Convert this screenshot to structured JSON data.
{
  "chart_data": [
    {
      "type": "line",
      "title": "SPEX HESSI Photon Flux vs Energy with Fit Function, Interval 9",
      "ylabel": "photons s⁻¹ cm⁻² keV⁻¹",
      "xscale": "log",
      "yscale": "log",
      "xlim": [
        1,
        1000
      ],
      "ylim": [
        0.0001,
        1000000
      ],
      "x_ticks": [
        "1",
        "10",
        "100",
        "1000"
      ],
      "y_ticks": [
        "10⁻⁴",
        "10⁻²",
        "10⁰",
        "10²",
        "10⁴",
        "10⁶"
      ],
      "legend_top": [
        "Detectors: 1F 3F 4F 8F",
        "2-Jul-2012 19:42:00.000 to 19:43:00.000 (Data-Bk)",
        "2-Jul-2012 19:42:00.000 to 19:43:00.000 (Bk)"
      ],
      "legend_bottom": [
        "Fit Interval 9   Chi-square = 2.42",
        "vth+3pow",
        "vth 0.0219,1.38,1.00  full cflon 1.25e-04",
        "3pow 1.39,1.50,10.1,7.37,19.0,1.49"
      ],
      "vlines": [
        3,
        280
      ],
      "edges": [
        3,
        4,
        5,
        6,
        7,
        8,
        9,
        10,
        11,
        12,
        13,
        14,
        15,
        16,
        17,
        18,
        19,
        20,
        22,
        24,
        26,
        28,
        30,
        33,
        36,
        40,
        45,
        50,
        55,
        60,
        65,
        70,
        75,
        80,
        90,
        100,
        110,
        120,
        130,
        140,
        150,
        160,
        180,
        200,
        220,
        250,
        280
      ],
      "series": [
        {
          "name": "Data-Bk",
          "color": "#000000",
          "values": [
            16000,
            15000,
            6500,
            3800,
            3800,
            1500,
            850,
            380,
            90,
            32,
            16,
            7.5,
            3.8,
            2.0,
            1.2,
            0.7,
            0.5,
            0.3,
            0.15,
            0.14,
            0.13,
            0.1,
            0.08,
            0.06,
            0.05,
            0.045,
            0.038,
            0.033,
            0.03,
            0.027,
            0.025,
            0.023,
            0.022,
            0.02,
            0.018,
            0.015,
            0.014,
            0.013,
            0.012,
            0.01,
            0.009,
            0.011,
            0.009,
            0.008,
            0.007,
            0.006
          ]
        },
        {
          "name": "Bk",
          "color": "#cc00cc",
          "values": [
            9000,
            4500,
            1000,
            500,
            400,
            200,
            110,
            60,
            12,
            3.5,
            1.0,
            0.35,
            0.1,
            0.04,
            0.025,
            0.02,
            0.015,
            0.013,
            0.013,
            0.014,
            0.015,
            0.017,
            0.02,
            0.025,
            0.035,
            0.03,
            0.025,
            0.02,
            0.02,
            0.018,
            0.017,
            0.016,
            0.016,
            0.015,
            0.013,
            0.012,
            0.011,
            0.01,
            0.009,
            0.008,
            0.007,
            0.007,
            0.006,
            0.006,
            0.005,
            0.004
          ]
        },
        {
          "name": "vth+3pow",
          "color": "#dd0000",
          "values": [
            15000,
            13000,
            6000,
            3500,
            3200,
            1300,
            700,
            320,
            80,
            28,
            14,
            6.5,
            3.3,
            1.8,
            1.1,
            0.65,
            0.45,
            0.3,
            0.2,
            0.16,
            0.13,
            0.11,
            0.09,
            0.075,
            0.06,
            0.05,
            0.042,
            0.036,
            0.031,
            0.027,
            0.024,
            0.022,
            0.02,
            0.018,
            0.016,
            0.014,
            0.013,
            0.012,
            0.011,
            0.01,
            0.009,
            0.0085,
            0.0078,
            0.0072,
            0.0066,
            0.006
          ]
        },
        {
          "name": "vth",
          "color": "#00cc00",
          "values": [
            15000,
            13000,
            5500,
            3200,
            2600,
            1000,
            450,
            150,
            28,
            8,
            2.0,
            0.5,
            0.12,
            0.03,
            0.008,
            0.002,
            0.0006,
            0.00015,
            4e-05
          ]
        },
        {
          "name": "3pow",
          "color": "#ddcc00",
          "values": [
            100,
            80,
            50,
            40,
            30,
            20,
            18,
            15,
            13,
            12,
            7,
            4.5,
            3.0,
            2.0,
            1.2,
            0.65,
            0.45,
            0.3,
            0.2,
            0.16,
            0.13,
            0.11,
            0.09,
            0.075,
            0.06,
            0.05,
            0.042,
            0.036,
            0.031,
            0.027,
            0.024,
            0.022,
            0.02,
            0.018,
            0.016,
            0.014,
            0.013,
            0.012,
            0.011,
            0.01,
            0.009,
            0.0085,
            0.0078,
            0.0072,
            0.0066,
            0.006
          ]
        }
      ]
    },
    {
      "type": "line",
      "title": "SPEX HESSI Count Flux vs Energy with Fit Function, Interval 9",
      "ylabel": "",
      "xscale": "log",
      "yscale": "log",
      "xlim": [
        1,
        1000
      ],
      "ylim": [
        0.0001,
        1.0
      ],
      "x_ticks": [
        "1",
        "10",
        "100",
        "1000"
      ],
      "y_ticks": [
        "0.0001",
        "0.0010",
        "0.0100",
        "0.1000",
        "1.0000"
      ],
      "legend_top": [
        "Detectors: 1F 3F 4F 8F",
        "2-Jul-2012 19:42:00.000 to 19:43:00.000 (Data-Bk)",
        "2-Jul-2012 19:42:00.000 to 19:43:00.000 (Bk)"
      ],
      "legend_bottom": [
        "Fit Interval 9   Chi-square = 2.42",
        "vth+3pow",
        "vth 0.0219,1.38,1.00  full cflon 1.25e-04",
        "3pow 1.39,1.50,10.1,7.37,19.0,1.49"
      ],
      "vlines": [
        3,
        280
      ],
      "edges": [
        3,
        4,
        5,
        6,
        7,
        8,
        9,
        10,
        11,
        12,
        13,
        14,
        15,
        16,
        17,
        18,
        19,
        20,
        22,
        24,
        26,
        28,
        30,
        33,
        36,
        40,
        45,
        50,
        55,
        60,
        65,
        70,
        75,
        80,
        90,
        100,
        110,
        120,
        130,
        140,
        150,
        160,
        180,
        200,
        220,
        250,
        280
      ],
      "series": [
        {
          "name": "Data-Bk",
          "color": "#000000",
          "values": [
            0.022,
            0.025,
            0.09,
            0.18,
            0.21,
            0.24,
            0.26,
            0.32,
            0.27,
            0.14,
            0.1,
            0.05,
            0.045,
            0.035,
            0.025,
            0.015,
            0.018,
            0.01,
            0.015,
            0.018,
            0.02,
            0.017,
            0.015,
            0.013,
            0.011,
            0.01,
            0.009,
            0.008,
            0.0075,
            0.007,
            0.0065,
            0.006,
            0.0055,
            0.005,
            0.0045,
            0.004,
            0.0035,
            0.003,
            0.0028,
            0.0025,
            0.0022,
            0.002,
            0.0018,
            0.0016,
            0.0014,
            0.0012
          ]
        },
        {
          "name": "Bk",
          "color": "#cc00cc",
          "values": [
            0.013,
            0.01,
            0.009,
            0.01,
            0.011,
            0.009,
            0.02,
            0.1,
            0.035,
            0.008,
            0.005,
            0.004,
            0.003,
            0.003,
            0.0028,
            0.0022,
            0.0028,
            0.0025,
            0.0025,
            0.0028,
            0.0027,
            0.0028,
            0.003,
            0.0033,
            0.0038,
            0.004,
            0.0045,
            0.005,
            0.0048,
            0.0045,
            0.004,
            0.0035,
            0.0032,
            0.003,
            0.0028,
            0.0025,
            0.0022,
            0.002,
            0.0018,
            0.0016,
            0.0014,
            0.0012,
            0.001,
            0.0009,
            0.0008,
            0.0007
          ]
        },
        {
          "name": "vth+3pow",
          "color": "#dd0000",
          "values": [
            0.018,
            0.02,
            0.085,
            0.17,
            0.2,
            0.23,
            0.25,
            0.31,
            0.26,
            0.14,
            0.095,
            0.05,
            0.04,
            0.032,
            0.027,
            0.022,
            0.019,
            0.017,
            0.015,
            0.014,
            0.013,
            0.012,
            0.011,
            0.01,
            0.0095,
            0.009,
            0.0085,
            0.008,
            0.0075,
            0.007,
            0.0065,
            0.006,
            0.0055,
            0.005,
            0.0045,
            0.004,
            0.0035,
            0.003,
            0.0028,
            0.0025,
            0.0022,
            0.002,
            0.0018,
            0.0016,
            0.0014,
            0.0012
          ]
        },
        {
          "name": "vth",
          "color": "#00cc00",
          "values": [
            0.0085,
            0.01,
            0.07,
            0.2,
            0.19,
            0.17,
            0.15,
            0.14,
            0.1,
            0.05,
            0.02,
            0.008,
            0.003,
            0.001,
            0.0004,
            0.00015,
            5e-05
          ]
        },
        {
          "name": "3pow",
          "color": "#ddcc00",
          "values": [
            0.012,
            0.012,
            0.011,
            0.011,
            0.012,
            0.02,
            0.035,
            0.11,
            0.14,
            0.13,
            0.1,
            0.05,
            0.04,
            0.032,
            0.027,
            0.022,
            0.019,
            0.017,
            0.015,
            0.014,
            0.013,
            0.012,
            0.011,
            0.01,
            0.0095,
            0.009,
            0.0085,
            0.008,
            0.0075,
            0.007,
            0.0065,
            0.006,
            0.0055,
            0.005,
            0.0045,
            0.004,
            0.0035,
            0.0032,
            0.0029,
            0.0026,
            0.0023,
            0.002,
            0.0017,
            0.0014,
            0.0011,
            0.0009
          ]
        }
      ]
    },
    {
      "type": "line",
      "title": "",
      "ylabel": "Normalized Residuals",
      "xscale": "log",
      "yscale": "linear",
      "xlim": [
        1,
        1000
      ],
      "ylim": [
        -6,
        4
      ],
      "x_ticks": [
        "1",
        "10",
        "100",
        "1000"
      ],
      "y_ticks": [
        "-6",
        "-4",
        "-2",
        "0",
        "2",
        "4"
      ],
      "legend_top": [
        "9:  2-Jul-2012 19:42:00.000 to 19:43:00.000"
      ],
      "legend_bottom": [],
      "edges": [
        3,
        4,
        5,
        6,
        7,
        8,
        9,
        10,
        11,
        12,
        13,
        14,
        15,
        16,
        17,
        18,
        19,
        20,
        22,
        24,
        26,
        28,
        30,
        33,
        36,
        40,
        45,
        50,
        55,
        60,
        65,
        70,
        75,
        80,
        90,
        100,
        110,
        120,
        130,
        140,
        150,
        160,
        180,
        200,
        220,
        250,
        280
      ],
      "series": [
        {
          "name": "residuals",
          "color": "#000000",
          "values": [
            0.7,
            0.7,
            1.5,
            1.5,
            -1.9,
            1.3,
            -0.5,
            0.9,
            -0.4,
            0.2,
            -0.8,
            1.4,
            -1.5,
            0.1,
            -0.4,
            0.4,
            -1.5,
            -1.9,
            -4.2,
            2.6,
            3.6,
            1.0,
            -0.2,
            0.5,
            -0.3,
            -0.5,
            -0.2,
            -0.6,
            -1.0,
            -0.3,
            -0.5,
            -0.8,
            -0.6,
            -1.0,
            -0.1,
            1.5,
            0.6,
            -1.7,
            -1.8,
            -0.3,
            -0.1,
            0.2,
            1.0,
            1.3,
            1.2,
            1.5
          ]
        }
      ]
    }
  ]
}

------------------------------------------------------------------------

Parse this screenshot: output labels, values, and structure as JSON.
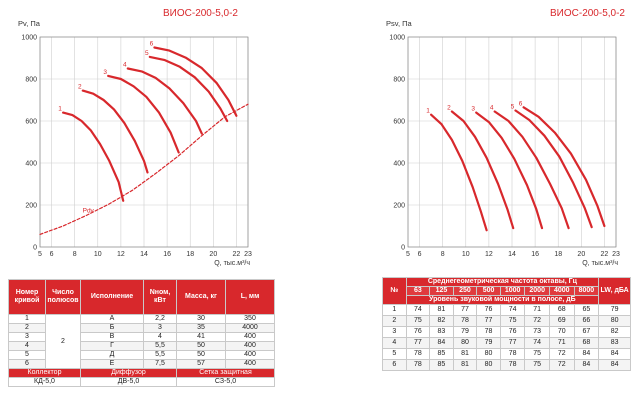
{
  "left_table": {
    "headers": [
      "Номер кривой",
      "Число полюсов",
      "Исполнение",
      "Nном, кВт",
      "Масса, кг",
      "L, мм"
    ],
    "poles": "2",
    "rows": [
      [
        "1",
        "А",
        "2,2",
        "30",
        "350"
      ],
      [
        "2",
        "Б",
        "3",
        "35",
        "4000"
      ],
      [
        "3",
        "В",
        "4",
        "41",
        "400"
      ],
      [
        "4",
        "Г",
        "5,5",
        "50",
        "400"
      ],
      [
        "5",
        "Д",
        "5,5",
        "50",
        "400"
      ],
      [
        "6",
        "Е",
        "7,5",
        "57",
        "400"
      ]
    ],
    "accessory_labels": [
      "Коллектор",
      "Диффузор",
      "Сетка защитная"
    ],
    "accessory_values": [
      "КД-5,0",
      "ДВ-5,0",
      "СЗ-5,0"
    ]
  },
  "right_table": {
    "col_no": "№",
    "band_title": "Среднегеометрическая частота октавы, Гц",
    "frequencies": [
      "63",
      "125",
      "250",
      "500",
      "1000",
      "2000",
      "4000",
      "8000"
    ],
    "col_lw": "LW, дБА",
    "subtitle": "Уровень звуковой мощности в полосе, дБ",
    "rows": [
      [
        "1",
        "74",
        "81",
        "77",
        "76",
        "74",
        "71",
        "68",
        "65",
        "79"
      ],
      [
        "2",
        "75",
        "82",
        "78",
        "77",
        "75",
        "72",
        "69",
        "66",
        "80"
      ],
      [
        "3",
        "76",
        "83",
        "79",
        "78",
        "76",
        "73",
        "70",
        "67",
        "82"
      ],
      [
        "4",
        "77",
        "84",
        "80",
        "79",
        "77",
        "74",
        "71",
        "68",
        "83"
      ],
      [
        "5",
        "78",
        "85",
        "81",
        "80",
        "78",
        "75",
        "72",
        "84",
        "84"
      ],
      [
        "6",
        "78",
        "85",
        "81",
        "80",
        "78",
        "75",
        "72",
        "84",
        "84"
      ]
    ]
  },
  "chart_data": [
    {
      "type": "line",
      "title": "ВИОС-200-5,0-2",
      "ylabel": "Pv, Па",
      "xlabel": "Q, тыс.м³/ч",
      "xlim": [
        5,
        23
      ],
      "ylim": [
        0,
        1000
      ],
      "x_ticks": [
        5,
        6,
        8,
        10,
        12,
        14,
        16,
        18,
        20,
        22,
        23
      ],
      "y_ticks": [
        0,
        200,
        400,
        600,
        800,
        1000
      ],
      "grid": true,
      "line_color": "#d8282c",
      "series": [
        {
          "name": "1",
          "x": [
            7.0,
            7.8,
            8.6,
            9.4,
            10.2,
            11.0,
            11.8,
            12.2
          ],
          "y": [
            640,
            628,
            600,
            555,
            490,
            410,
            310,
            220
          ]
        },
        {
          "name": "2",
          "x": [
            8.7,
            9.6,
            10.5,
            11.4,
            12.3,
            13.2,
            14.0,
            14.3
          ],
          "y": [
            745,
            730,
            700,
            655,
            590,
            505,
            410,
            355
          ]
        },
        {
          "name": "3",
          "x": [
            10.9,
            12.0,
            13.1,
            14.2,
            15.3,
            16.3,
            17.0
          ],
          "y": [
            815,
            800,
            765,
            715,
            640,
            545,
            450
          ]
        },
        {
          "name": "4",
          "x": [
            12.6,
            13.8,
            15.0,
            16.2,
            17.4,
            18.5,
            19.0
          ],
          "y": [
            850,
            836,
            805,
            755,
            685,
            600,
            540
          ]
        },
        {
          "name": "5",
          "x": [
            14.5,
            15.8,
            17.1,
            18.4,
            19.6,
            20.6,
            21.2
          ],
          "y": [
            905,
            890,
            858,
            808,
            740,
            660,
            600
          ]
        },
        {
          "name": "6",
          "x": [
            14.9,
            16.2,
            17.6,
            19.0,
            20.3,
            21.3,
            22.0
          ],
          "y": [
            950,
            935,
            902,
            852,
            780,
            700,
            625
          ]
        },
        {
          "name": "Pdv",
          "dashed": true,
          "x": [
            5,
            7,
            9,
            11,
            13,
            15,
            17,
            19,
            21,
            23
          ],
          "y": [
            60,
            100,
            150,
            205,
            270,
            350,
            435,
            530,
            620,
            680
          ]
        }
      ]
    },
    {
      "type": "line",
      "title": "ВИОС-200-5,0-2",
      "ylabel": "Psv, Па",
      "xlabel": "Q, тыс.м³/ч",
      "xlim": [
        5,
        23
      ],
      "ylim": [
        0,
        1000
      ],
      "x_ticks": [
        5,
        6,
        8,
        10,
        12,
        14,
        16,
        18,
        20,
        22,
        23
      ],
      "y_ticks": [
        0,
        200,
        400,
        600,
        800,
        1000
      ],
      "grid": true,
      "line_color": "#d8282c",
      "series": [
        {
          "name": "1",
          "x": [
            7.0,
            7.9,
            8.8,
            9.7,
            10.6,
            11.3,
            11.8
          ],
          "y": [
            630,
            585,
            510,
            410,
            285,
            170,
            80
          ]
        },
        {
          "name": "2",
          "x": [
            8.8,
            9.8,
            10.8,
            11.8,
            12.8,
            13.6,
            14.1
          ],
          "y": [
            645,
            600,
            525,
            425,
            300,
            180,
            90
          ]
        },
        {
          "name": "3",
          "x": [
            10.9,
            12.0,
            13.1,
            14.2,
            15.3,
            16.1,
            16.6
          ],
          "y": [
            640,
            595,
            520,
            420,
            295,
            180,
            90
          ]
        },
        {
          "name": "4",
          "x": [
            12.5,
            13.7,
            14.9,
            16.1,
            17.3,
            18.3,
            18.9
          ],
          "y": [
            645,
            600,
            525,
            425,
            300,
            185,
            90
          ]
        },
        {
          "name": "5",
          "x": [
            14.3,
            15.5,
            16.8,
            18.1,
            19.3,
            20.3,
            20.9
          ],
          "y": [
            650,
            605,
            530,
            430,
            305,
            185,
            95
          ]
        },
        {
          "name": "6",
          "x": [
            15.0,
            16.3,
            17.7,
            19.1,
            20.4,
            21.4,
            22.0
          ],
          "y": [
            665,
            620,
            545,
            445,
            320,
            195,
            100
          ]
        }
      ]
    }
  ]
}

------------------------------------------------------------------------

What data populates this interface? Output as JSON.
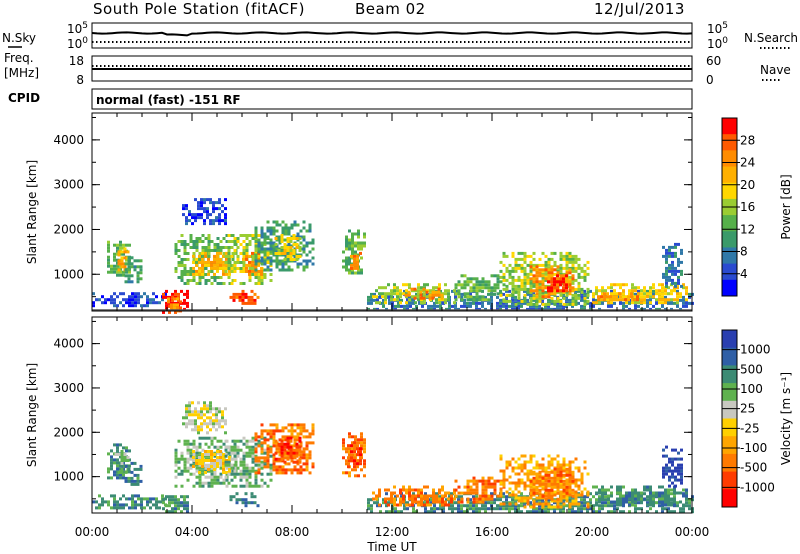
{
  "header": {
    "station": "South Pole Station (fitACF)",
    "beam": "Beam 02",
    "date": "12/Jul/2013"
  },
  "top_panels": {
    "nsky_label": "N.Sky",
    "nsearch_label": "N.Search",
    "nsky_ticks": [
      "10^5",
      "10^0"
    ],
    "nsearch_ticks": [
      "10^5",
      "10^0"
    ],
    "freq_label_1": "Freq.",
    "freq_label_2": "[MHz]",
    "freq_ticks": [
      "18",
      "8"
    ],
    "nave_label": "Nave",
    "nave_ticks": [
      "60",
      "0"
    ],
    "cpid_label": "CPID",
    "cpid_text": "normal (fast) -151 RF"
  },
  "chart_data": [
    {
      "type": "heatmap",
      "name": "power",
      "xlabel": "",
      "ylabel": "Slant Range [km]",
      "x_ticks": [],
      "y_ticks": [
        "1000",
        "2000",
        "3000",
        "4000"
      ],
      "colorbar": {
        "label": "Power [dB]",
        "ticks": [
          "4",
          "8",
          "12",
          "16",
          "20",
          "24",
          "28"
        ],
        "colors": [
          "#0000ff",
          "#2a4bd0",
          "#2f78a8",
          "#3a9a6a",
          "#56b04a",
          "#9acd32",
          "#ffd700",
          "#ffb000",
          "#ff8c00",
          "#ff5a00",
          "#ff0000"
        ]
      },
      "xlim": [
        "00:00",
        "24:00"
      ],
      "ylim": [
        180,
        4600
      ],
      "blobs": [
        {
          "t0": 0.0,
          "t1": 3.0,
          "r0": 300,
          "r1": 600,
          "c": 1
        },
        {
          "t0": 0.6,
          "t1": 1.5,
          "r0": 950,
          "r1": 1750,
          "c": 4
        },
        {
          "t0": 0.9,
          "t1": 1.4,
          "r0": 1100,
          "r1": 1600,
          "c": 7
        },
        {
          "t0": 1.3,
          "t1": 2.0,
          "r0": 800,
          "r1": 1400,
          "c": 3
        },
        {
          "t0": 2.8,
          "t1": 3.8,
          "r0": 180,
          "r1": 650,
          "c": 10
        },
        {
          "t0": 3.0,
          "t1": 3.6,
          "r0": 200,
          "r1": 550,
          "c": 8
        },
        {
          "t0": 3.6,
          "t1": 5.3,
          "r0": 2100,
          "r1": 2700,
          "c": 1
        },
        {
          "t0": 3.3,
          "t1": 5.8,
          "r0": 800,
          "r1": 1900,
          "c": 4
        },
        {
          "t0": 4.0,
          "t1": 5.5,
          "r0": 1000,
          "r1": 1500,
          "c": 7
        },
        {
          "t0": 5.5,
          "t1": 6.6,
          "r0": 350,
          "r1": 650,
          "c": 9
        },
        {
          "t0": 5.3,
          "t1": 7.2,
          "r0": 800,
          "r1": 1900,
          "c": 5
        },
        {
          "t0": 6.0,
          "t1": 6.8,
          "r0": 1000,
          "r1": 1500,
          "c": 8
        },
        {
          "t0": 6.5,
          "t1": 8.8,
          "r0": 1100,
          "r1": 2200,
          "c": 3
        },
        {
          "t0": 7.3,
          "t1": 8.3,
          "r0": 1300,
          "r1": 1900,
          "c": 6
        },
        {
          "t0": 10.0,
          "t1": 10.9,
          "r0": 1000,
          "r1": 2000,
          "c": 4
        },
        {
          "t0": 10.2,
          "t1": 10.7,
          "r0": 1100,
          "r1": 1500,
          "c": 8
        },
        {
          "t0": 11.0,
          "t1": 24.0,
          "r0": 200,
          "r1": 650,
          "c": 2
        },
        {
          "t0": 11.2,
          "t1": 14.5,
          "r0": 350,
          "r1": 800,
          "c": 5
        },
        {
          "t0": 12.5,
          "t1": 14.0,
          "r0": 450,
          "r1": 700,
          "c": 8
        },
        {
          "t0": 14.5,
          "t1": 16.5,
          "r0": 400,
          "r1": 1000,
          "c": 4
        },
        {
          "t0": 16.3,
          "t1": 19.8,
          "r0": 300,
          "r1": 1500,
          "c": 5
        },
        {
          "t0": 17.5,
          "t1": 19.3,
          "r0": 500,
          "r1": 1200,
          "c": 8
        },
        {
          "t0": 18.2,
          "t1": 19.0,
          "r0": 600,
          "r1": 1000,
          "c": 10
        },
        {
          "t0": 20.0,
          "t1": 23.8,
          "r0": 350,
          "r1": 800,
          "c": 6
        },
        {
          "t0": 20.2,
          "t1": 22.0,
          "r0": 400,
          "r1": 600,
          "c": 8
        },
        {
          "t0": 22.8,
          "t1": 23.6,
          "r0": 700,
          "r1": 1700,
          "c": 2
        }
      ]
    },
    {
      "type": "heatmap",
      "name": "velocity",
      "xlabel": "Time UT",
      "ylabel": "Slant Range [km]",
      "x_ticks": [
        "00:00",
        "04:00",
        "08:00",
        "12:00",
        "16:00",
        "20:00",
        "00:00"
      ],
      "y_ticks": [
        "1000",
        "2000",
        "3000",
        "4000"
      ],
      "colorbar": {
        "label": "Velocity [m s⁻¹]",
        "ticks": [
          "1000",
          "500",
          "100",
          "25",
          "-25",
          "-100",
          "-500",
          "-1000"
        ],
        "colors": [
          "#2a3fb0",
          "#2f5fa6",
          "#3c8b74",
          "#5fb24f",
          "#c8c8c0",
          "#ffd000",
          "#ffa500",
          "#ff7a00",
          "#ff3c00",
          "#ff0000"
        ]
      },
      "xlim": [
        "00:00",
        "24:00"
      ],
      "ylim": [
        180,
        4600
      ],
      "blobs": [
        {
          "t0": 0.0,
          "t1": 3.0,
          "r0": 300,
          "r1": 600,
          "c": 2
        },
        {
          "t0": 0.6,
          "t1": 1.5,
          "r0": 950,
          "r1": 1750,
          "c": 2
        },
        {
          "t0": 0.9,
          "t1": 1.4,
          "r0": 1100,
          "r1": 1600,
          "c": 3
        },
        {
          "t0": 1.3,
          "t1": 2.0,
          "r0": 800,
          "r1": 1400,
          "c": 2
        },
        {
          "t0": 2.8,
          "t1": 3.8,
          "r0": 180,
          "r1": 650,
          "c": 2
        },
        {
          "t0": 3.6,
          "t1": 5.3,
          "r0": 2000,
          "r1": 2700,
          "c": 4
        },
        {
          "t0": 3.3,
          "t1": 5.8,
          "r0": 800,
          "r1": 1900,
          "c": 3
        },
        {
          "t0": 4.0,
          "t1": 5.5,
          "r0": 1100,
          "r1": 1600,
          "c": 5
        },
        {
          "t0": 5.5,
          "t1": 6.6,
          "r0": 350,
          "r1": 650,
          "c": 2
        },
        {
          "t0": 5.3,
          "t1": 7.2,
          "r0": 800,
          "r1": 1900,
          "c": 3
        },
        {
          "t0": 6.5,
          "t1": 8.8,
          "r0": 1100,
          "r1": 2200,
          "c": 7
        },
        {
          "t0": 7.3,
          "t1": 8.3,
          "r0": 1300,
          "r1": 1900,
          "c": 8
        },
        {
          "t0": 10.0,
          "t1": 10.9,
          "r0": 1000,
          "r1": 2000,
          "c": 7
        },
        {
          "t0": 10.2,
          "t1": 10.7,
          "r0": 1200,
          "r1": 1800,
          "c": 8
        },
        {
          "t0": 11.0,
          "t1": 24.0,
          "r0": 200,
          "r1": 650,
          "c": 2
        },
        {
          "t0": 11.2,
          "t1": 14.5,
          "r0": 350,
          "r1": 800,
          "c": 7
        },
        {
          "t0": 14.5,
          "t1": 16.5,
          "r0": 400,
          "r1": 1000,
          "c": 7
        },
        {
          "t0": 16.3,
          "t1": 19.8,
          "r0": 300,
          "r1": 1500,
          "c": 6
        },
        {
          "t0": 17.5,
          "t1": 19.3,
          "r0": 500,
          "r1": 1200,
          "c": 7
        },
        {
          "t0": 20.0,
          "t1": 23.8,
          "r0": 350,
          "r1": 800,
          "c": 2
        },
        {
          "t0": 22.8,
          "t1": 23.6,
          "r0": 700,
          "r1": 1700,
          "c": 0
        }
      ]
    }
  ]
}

------------------------------------------------------------------------

#### PROBLEM
Check each line above for the string "Energy", then copy the ones that have it.

#### EXERCISE ANSWER
      "title": "SPEX HESSI Photon Flux vs Energy with Fit Function, Interval 9",
      "title": "SPEX HESSI Count Flux vs Energy with Fit Function, Interval 9",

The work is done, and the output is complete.